**Task statement:** Output exactly, and only, the stretch of lines beginning at the line with "Extract the structured" and ending at the last line of the listing below. Drop the pictures.

Begin Data provided

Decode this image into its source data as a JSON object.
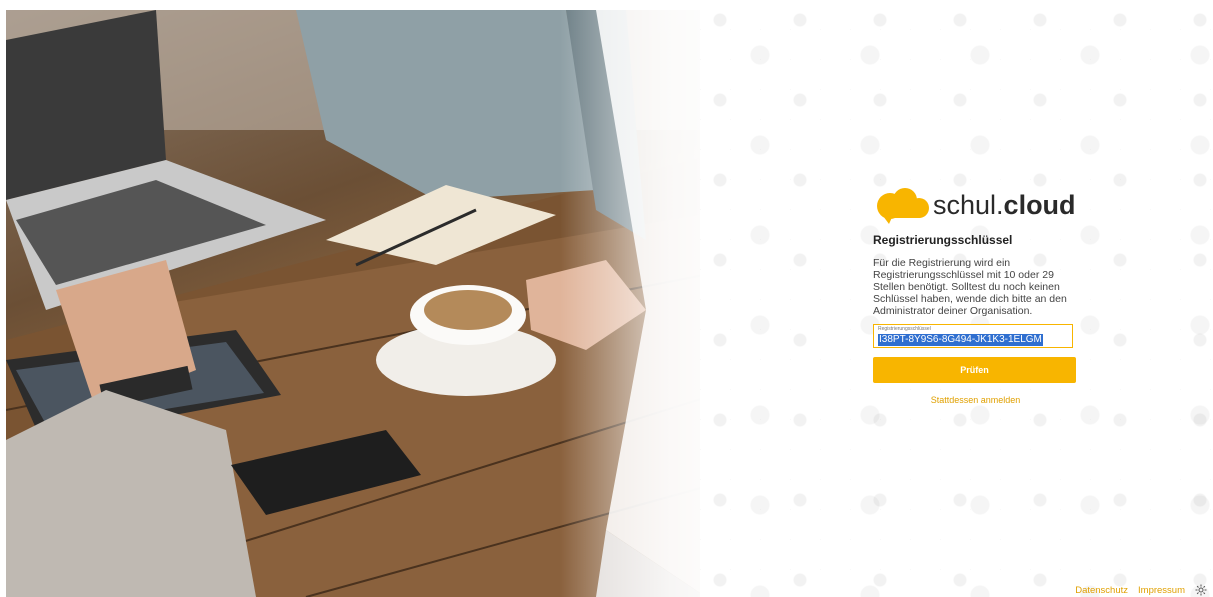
{
  "brand": {
    "name_light": "schul.",
    "name_bold": "cloud",
    "color": "#f8b500"
  },
  "form": {
    "heading": "Registrierungsschlüssel",
    "description": "Für die Registrierung wird ein Registrierungsschlüssel mit 10 oder 29 Stellen benötigt. Solltest du noch keinen Schlüssel haben, wende dich bitte an den Administrator deiner Organisation.",
    "field_label": "Registrierungsschlüssel",
    "field_value": "I38PT-8Y9S6-8G494-JK1K3-1ELGM",
    "submit_label": "Prüfen",
    "alt_link": "Stattdessen anmelden"
  },
  "footer": {
    "links": [
      "Datenschutz",
      "Impressum"
    ],
    "settings_icon": "gear-icon"
  },
  "background": {
    "left_panel": "photo-cafe-table-laptop-coffee",
    "right_panel": "doodle-pattern"
  }
}
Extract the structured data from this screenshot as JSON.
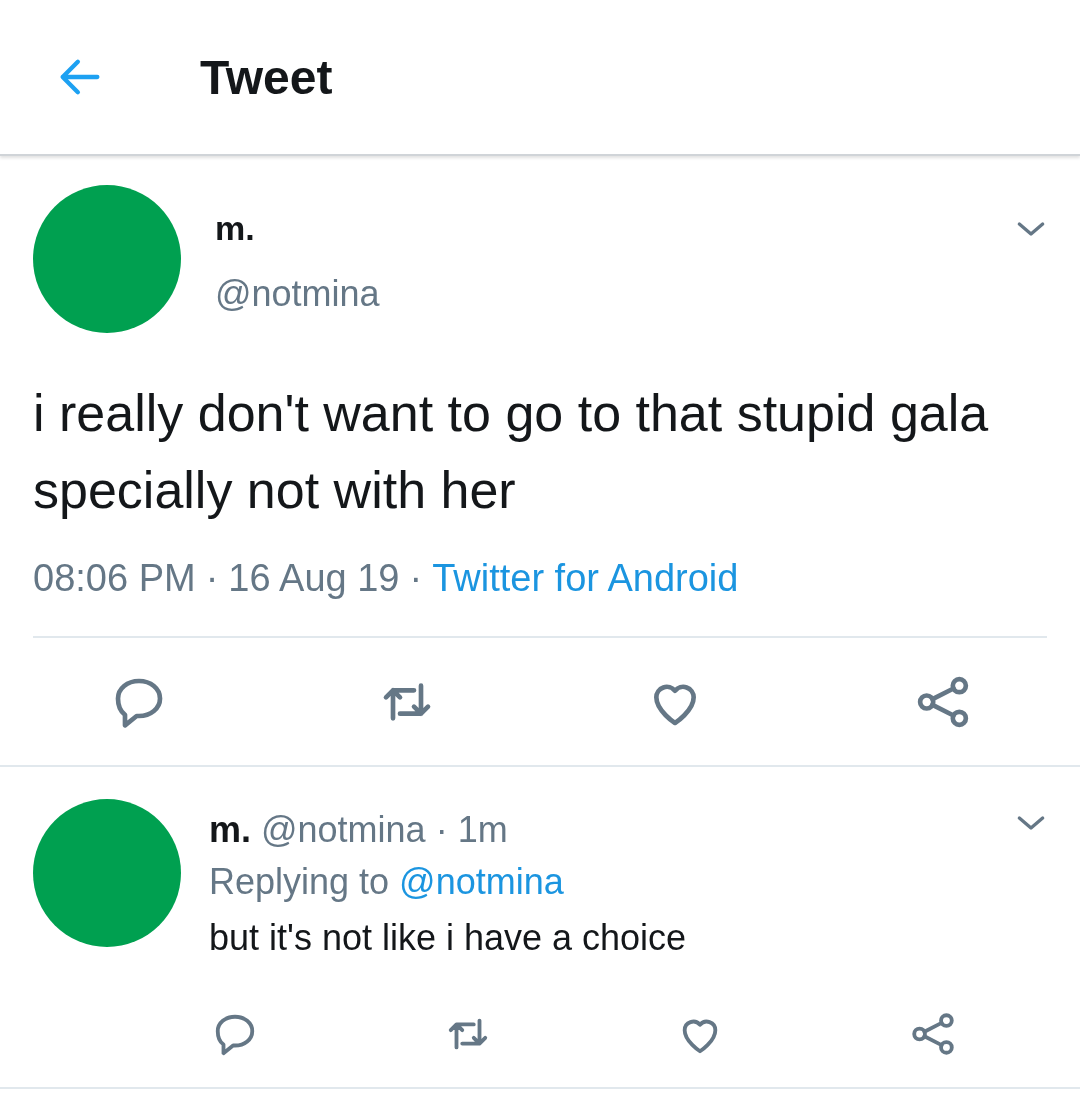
{
  "header": {
    "title": "Tweet"
  },
  "tweet": {
    "name": "m.",
    "handle": "@notmina",
    "text": "i really don't want to go to that stupid gala specially not with her",
    "meta": [
      {
        "kind": "text",
        "text": "08:06 PM"
      },
      {
        "kind": "sep",
        "text": "·"
      },
      {
        "kind": "text",
        "text": "16 Aug 19"
      },
      {
        "kind": "sep",
        "text": "·"
      },
      {
        "kind": "link",
        "text": "Twitter for Android"
      }
    ]
  },
  "reply": {
    "name": "m.",
    "handle": "@notmina",
    "sep": "·",
    "age": "1m",
    "replying_label": "Replying to",
    "replying_to": "@notmina",
    "text": "but it's not like i have a choice"
  }
}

End Data provided

**Solution for this problem:**
Extract the structured data from this screenshot as JSON.
{
  "header": {
    "title": "Tweet"
  },
  "tweet": {
    "name": "m.",
    "handle": "@notmina",
    "text": "i really don't want to go to that stupid gala specially not with her",
    "meta": [
      {
        "kind": "text",
        "text": "08:06 PM"
      },
      {
        "kind": "sep",
        "text": "·"
      },
      {
        "kind": "text",
        "text": "16 Aug 19"
      },
      {
        "kind": "sep",
        "text": "·"
      },
      {
        "kind": "link",
        "text": "Twitter for Android"
      }
    ]
  },
  "reply": {
    "name": "m.",
    "handle": "@notmina",
    "sep": "·",
    "age": "1m",
    "replying_label": "Replying to",
    "replying_to": "@notmina",
    "text": "but it's not like i have a choice"
  }
}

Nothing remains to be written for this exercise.